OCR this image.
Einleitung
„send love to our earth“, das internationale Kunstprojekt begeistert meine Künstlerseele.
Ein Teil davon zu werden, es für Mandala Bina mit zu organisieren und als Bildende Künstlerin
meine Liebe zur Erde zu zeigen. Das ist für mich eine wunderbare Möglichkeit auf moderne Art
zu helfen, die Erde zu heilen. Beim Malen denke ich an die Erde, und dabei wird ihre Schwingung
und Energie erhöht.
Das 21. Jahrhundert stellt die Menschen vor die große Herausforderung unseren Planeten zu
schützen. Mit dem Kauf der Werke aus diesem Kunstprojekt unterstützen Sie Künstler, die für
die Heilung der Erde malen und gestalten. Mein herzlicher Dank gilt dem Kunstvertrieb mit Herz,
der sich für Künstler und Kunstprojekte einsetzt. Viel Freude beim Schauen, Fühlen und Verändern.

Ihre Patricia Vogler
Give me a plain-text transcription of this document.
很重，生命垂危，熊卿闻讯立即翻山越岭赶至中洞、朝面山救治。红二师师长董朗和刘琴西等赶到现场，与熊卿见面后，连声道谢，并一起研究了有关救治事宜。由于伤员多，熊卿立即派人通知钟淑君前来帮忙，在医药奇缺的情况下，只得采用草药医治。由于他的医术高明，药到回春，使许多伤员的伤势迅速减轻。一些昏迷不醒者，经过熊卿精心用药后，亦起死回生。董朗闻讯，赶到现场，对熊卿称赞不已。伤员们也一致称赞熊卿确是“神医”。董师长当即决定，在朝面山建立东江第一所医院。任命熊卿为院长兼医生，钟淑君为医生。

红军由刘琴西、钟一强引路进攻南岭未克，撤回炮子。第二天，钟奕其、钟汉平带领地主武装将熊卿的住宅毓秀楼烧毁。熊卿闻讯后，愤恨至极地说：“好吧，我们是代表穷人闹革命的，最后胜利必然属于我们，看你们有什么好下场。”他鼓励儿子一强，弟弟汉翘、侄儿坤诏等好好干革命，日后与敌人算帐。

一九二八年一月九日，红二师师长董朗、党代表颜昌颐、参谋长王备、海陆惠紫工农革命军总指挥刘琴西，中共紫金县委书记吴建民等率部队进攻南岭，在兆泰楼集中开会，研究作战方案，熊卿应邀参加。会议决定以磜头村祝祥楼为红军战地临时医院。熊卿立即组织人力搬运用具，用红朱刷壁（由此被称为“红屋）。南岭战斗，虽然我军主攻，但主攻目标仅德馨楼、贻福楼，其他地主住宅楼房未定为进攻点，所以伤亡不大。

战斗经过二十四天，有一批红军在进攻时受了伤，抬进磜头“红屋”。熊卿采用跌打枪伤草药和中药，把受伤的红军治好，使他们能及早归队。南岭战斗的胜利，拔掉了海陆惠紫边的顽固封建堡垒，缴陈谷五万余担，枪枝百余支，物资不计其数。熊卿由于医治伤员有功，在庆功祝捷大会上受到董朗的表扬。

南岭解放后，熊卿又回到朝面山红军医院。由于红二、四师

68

......

(STATED GOAL): Copy every line exactly. Leave nothing out.

(ANSWER TO THE PROBLEM):
OCR this image.
Einleitung
„send love to our earth“, das internationale Kunstprojekt begeistert meine Künstlerseele.
Ein Teil davon zu werden, es für Mandala Bina mit zu organisieren und als Bildende Künstlerin
meine Liebe zur Erde zu zeigen. Das ist für mich eine wunderbare Möglichkeit auf moderne Art
zu helfen, die Erde zu heilen. Beim Malen denke ich an die Erde, und dabei wird ihre Schwingung
und Energie erhöht.
Das 21. Jahrhundert stellt die Menschen vor die große Herausforderung unseren Planeten zu
schützen. Mit dem Kauf der Werke aus diesem Kunstprojekt unterstützen Sie Künstler, die für
die Heilung der Erde malen und gestalten. Mein herzlicher Dank gilt dem Kunstvertrieb mit Herz,
der sich für Künstler und Kunstprojekte einsetzt. Viel Freude beim Schauen, Fühlen und Verändern.

Ihre Patricia Vogler
Give me a plain-text transcription of this document.
很重，生命垂危，熊卿闻讯立即翻山越岭赶至中洞、朝面山救治。红二师师长董朗和刘琴西等赶到现场，与熊卿见面后，连声道谢，并一起研究了有关救治事宜。由于伤员多，熊卿立即派人通知钟淑君前来帮忙，在医药奇缺的情况下，只得采用草药医治。由于他的医术高明，药到回春，使许多伤员的伤势迅速减轻。一些昏迷不醒者，经过熊卿精心用药后，亦起死回生。董朗闻讯，赶到现场，对熊卿称赞不已。伤员们也一致称赞熊卿确是“神医”。董师长当即决定，在朝面山建立东江第一所医院。任命熊卿为院长兼医生，钟淑君为医生。

红军由刘琴西、钟一强引路进攻南岭未克，撤回炮子。第二天，钟奕其、钟汉平带领地主武装将熊卿的住宅毓秀楼烧毁。熊卿闻讯后，愤恨至极地说：“好吧，我们是代表穷人闹革命的，最后胜利必然属于我们，看你们有什么好下场。”他鼓励儿子一强，弟弟汉翘、侄儿坤诏等好好干革命，日后与敌人算帐。

一九二八年一月九日，红二师师长董朗、党代表颜昌颐、参谋长王备、海陆惠紫工农革命军总指挥刘琴西，中共紫金县委书记吴建民等率部队进攻南岭，在兆泰楼集中开会，研究作战方案，熊卿应邀参加。会议决定以磜头村祝祥楼为红军战地临时医院。熊卿立即组织人力搬运用具，用红朱刷壁（由此被称为“红屋）。南岭战斗，虽然我军主攻，但主攻目标仅德馨楼、贻福楼，其他地主住宅楼房未定为进攻点，所以伤亡不大。

战斗经过二十四天，有一批红军在进攻时受了伤，抬进磜头“红屋”。熊卿采用跌打枪伤草药和中药，把受伤的红军治好，使他们能及早归队。南岭战斗的胜利，拔掉了海陆惠紫边的顽固封建堡垒，缴陈谷五万余担，枪枝百余支，物资不计其数。熊卿由于医治伤员有功，在庆功祝捷大会上受到董朗的表扬。

南岭解放后，熊卿又回到朝面山红军医院。由于红二、四师

68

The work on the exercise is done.